(Beginning of Input records)
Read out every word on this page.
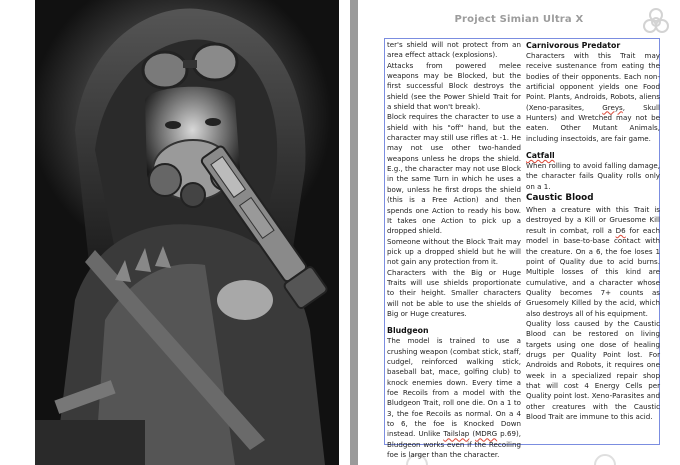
Project Simian Ultra X

ter's shield will not protect from an area effect attack (explosions).

Attacks from powered melee weapons may be Blocked, but the first successful Block destroys the shield (see the Power Shield Trait for a shield that won't break).

Block requires the character to use a shield with his "off" hand, but the character may still use rifles at -1. He may not use other two-handed weapons unless he drops the shield. E.g., the character may not use Block in the same Turn in which he uses a bow, unless he first drops the shield (this is a Free Action) and then spends one Action to ready his bow. It takes one Action to pick up a dropped shield.

Someone without the Block Trait may pick up a dropped shield but he will not gain any protection from it.

Characters with the Big or Huge Traits will use shields proportionate to their height. Smaller characters will not be able to use the shields of Big or Huge creatures.

Bludgeon

The model is trained to use a crushing weapon (combat stick, staff, cudgel, reinforced walking stick, baseball bat, mace, golfing club) to knock enemies down. Every time a foe Recoils from a model with the Bludgeon Trait, roll one die. On a 1 to 3, the foe Recoils as normal. On a 4 to 6, the foe is Knocked Down instead. Unlike Tailslap (MDRG p.69), Bludgeon works even if the Recoiling foe is larger than the character.

Carnivorous Predator

Characters with this Trait may receive sustenance from eating the bodies of their opponents. Each non-artificial opponent yields one Food Point. Plants, Androids, Robots, aliens (Xeno-parasites, Greys, Skull Hunters) and Wretched may not be eaten. Other Mutant Animals, including insectoids, are fair game.

Catfall

When rolling to avoid falling damage, the character fails Quality rolls only on a 1.

Caustic Blood

When a creature with this Trait is destroyed by a Kill or Gruesome Kill result in combat, roll a D6 for each model in base-to-base contact with the creature. On a 6, the foe loses 1 point of Quality due to acid burns. Multiple losses of this kind are cumulative, and a character whose Quality becomes 7+ counts as Gruesomely Killed by the acid, which also destroys all of his equipment.

Quality loss caused by the Caustic Blood can be restored on living targets using one dose of healing drugs per Quality Point lost. For Androids and Robots, it requires one week in a specialized repair shop that will cost 4 Energy Cells per Quality point lost. Xeno-Parasites and other creatures with the Caustic Blood Trait are immune to this acid.
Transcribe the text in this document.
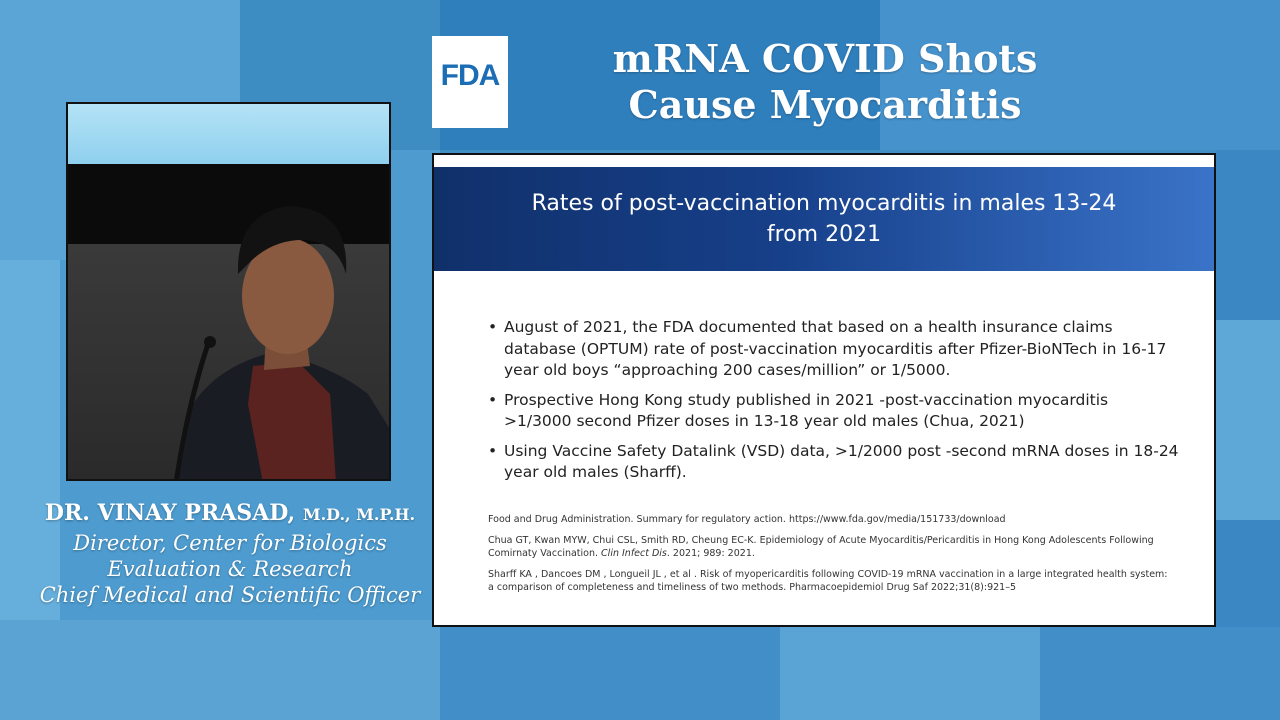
FDA	mRNA COVID Shots
Cause Myocarditis
DR. VINAY PRASAD, M.D., M.P.H.
Director, Center for Biologics
Evaluation & Research
Chief Medical and Scientific Officer
Rates of post-vaccination myocarditis in males 13-24 from 2021
• August of 2021, the FDA documented that based on a health insurance claims database (OPTUM) rate of post-vaccination myocarditis after Pfizer-BioNTech in 16-17 year old boys “approaching 200 cases/million” or 1/5000.
• Prospective Hong Kong study published in 2021 -post-vaccination myocarditis >1/3000 second Pfizer doses in 13-18 year old males (Chua, 2021)
• Using Vaccine Safety Datalink (VSD) data, >1/2000 post -second mRNA doses in 18-24 year old males (Sharff).

Food and Drug Administration. Summary for regulatory action. https://www.fda.gov/media/151733/download

Chua GT, Kwan MYW, Chui CSL, Smith RD, Cheung EC-K. Epidemiology of Acute Myocarditis/Pericarditis in Hong Kong Adolescents Following Comirnaty Vaccination. Clin Infect Dis. 2021; 989: 2021.

Sharff KA , Dancoes DM , Longueil JL , et al . Risk of myopericarditis following COVID-19 mRNA vaccination in a large integrated health system: a comparison of completeness and timeliness of two methods. Pharmacoepidemiol Drug Saf 2022;31(8):921–5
(End of Input records)
* _Your task_
Find every line in the entries that includes the word "requires", then state how many there are and nothing else.

* _Exercise solution_
2